■ WHAT IS REQUIRED:
Quote the full listing word for word.

■ RECORDS FOR THIS EXERCISE:
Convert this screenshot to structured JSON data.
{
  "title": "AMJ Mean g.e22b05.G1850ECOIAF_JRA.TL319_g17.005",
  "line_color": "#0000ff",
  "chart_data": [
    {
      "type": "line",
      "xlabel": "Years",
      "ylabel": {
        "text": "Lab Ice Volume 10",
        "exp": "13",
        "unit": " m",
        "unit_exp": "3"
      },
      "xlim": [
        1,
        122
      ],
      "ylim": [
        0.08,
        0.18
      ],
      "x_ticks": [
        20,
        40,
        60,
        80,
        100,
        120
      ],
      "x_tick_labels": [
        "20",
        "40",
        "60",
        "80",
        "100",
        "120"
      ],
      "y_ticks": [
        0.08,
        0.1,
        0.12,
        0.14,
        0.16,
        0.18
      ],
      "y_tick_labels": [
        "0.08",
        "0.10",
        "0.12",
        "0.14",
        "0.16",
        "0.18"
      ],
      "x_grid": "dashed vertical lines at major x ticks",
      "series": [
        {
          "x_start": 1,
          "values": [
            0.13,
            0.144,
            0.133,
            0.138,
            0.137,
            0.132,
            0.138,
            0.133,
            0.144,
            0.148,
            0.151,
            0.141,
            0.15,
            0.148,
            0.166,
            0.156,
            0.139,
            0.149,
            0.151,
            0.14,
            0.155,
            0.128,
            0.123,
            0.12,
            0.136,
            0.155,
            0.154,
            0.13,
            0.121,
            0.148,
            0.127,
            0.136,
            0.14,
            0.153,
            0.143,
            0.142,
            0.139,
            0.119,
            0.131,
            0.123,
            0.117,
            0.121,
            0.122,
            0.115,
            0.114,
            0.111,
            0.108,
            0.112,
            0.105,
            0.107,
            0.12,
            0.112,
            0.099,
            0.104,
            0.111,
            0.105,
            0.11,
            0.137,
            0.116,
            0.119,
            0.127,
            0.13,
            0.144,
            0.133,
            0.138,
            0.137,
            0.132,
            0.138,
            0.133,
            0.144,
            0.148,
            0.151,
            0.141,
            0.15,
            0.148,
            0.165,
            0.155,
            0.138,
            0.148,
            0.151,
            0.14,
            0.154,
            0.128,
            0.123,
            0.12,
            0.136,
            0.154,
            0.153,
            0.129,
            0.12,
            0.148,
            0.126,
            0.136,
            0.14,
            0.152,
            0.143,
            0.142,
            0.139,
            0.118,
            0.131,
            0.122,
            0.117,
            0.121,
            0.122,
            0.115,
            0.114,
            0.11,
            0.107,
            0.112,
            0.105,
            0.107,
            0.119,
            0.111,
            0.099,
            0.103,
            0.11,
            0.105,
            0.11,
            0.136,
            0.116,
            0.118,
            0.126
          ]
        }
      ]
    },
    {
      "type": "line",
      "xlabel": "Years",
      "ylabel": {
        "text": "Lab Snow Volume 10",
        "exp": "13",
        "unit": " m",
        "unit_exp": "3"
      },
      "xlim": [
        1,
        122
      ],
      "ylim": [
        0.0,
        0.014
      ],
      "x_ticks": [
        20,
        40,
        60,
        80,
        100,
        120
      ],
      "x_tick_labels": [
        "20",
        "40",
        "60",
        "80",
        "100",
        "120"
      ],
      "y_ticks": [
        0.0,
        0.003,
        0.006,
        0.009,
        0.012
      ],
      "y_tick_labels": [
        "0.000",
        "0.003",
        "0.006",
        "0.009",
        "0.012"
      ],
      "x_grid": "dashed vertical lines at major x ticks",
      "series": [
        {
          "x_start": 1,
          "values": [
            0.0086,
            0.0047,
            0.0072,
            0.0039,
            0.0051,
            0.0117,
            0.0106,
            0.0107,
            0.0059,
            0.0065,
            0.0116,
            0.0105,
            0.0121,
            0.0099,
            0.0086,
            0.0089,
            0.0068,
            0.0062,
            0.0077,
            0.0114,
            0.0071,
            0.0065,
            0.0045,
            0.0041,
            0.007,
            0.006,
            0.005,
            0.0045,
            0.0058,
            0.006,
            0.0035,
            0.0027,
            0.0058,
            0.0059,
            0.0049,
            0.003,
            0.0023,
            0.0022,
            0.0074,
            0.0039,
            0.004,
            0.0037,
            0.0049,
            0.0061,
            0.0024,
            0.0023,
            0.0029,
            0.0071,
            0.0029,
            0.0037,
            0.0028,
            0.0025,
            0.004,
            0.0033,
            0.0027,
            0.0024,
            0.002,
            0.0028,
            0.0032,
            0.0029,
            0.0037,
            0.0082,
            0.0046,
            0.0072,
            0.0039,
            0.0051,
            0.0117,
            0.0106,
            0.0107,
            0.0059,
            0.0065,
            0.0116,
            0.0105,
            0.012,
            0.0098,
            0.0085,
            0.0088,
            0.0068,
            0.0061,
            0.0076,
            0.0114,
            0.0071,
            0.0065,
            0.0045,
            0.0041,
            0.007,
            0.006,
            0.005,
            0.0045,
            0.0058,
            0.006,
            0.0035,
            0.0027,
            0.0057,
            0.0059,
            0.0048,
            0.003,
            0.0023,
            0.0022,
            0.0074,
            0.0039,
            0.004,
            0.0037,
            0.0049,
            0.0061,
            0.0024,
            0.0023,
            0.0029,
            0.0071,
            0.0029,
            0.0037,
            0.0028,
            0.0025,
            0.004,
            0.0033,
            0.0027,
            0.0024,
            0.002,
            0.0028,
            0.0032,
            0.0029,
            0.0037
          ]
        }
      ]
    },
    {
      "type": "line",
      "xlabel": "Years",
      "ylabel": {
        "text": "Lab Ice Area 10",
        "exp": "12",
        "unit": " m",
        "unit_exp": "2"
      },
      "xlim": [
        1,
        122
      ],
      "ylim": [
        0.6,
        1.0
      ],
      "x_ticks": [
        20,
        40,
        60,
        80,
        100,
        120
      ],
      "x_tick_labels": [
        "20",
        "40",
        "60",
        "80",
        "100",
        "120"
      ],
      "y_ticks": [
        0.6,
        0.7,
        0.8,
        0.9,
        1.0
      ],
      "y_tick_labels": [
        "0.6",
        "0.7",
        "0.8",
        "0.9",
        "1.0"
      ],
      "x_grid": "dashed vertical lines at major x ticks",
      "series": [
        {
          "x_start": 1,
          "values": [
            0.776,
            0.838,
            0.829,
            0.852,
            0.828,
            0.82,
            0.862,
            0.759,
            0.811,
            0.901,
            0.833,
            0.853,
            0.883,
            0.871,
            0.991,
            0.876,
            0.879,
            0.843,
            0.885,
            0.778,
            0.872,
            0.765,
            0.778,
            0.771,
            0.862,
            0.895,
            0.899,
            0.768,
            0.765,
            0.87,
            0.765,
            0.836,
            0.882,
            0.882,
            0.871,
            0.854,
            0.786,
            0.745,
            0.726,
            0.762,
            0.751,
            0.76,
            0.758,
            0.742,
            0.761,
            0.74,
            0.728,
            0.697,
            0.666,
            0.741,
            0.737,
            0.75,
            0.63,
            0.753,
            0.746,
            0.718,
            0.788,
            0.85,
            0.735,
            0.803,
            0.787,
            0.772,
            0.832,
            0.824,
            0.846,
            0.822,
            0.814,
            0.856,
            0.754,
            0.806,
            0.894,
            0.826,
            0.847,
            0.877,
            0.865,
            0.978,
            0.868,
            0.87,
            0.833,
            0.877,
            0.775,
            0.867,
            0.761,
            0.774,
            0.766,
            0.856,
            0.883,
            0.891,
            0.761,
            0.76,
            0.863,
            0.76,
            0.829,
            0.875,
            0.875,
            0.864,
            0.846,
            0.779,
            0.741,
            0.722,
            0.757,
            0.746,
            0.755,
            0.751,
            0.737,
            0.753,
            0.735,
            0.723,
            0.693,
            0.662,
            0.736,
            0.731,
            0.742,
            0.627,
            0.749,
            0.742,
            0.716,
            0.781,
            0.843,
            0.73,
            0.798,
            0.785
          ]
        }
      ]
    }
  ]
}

■ FINAL RESULT:
Convert this screenshot to structured JSON data.
{
  "title": "AMJ Mean g.e22b05.G1850ECOIAF_JRA.TL319_g17.005",
  "line_color": "#0000ff",
  "chart_data": [
    {
      "type": "line",
      "xlabel": "Years",
      "ylabel": {
        "text": "Lab Ice Volume 10",
        "exp": "13",
        "unit": " m",
        "unit_exp": "3"
      },
      "xlim": [
        1,
        122
      ],
      "ylim": [
        0.08,
        0.18
      ],
      "x_ticks": [
        20,
        40,
        60,
        80,
        100,
        120
      ],
      "x_tick_labels": [
        "20",
        "40",
        "60",
        "80",
        "100",
        "120"
      ],
      "y_ticks": [
        0.08,
        0.1,
        0.12,
        0.14,
        0.16,
        0.18
      ],
      "y_tick_labels": [
        "0.08",
        "0.10",
        "0.12",
        "0.14",
        "0.16",
        "0.18"
      ],
      "x_grid": "dashed vertical lines at major x ticks",
      "series": [
        {
          "x_start": 1,
          "values": [
            0.13,
            0.144,
            0.133,
            0.138,
            0.137,
            0.132,
            0.138,
            0.133,
            0.144,
            0.148,
            0.151,
            0.141,
            0.15,
            0.148,
            0.166,
            0.156,
            0.139,
            0.149,
            0.151,
            0.14,
            0.155,
            0.128,
            0.123,
            0.12,
            0.136,
            0.155,
            0.154,
            0.13,
            0.121,
            0.148,
            0.127,
            0.136,
            0.14,
            0.153,
            0.143,
            0.142,
            0.139,
            0.119,
            0.131,
            0.123,
            0.117,
            0.121,
            0.122,
            0.115,
            0.114,
            0.111,
            0.108,
            0.112,
            0.105,
            0.107,
            0.12,
            0.112,
            0.099,
            0.104,
            0.111,
            0.105,
            0.11,
            0.137,
            0.116,
            0.119,
            0.127,
            0.13,
            0.144,
            0.133,
            0.138,
            0.137,
            0.132,
            0.138,
            0.133,
            0.144,
            0.148,
            0.151,
            0.141,
            0.15,
            0.148,
            0.165,
            0.155,
            0.138,
            0.148,
            0.151,
            0.14,
            0.154,
            0.128,
            0.123,
            0.12,
            0.136,
            0.154,
            0.153,
            0.129,
            0.12,
            0.148,
            0.126,
            0.136,
            0.14,
            0.152,
            0.143,
            0.142,
            0.139,
            0.118,
            0.131,
            0.122,
            0.117,
            0.121,
            0.122,
            0.115,
            0.114,
            0.11,
            0.107,
            0.112,
            0.105,
            0.107,
            0.119,
            0.111,
            0.099,
            0.103,
            0.11,
            0.105,
            0.11,
            0.136,
            0.116,
            0.118,
            0.126
          ]
        }
      ]
    },
    {
      "type": "line",
      "xlabel": "Years",
      "ylabel": {
        "text": "Lab Snow Volume 10",
        "exp": "13",
        "unit": " m",
        "unit_exp": "3"
      },
      "xlim": [
        1,
        122
      ],
      "ylim": [
        0.0,
        0.014
      ],
      "x_ticks": [
        20,
        40,
        60,
        80,
        100,
        120
      ],
      "x_tick_labels": [
        "20",
        "40",
        "60",
        "80",
        "100",
        "120"
      ],
      "y_ticks": [
        0.0,
        0.003,
        0.006,
        0.009,
        0.012
      ],
      "y_tick_labels": [
        "0.000",
        "0.003",
        "0.006",
        "0.009",
        "0.012"
      ],
      "x_grid": "dashed vertical lines at major x ticks",
      "series": [
        {
          "x_start": 1,
          "values": [
            0.0086,
            0.0047,
            0.0072,
            0.0039,
            0.0051,
            0.0117,
            0.0106,
            0.0107,
            0.0059,
            0.0065,
            0.0116,
            0.0105,
            0.0121,
            0.0099,
            0.0086,
            0.0089,
            0.0068,
            0.0062,
            0.0077,
            0.0114,
            0.0071,
            0.0065,
            0.0045,
            0.0041,
            0.007,
            0.006,
            0.005,
            0.0045,
            0.0058,
            0.006,
            0.0035,
            0.0027,
            0.0058,
            0.0059,
            0.0049,
            0.003,
            0.0023,
            0.0022,
            0.0074,
            0.0039,
            0.004,
            0.0037,
            0.0049,
            0.0061,
            0.0024,
            0.0023,
            0.0029,
            0.0071,
            0.0029,
            0.0037,
            0.0028,
            0.0025,
            0.004,
            0.0033,
            0.0027,
            0.0024,
            0.002,
            0.0028,
            0.0032,
            0.0029,
            0.0037,
            0.0082,
            0.0046,
            0.0072,
            0.0039,
            0.0051,
            0.0117,
            0.0106,
            0.0107,
            0.0059,
            0.0065,
            0.0116,
            0.0105,
            0.012,
            0.0098,
            0.0085,
            0.0088,
            0.0068,
            0.0061,
            0.0076,
            0.0114,
            0.0071,
            0.0065,
            0.0045,
            0.0041,
            0.007,
            0.006,
            0.005,
            0.0045,
            0.0058,
            0.006,
            0.0035,
            0.0027,
            0.0057,
            0.0059,
            0.0048,
            0.003,
            0.0023,
            0.0022,
            0.0074,
            0.0039,
            0.004,
            0.0037,
            0.0049,
            0.0061,
            0.0024,
            0.0023,
            0.0029,
            0.0071,
            0.0029,
            0.0037,
            0.0028,
            0.0025,
            0.004,
            0.0033,
            0.0027,
            0.0024,
            0.002,
            0.0028,
            0.0032,
            0.0029,
            0.0037
          ]
        }
      ]
    },
    {
      "type": "line",
      "xlabel": "Years",
      "ylabel": {
        "text": "Lab Ice Area 10",
        "exp": "12",
        "unit": " m",
        "unit_exp": "2"
      },
      "xlim": [
        1,
        122
      ],
      "ylim": [
        0.6,
        1.0
      ],
      "x_ticks": [
        20,
        40,
        60,
        80,
        100,
        120
      ],
      "x_tick_labels": [
        "20",
        "40",
        "60",
        "80",
        "100",
        "120"
      ],
      "y_ticks": [
        0.6,
        0.7,
        0.8,
        0.9,
        1.0
      ],
      "y_tick_labels": [
        "0.6",
        "0.7",
        "0.8",
        "0.9",
        "1.0"
      ],
      "x_grid": "dashed vertical lines at major x ticks",
      "series": [
        {
          "x_start": 1,
          "values": [
            0.776,
            0.838,
            0.829,
            0.852,
            0.828,
            0.82,
            0.862,
            0.759,
            0.811,
            0.901,
            0.833,
            0.853,
            0.883,
            0.871,
            0.991,
            0.876,
            0.879,
            0.843,
            0.885,
            0.778,
            0.872,
            0.765,
            0.778,
            0.771,
            0.862,
            0.895,
            0.899,
            0.768,
            0.765,
            0.87,
            0.765,
            0.836,
            0.882,
            0.882,
            0.871,
            0.854,
            0.786,
            0.745,
            0.726,
            0.762,
            0.751,
            0.76,
            0.758,
            0.742,
            0.761,
            0.74,
            0.728,
            0.697,
            0.666,
            0.741,
            0.737,
            0.75,
            0.63,
            0.753,
            0.746,
            0.718,
            0.788,
            0.85,
            0.735,
            0.803,
            0.787,
            0.772,
            0.832,
            0.824,
            0.846,
            0.822,
            0.814,
            0.856,
            0.754,
            0.806,
            0.894,
            0.826,
            0.847,
            0.877,
            0.865,
            0.978,
            0.868,
            0.87,
            0.833,
            0.877,
            0.775,
            0.867,
            0.761,
            0.774,
            0.766,
            0.856,
            0.883,
            0.891,
            0.761,
            0.76,
            0.863,
            0.76,
            0.829,
            0.875,
            0.875,
            0.864,
            0.846,
            0.779,
            0.741,
            0.722,
            0.757,
            0.746,
            0.755,
            0.751,
            0.737,
            0.753,
            0.735,
            0.723,
            0.693,
            0.662,
            0.736,
            0.731,
            0.742,
            0.627,
            0.749,
            0.742,
            0.716,
            0.781,
            0.843,
            0.73,
            0.798,
            0.785
          ]
        }
      ]
    }
  ]
}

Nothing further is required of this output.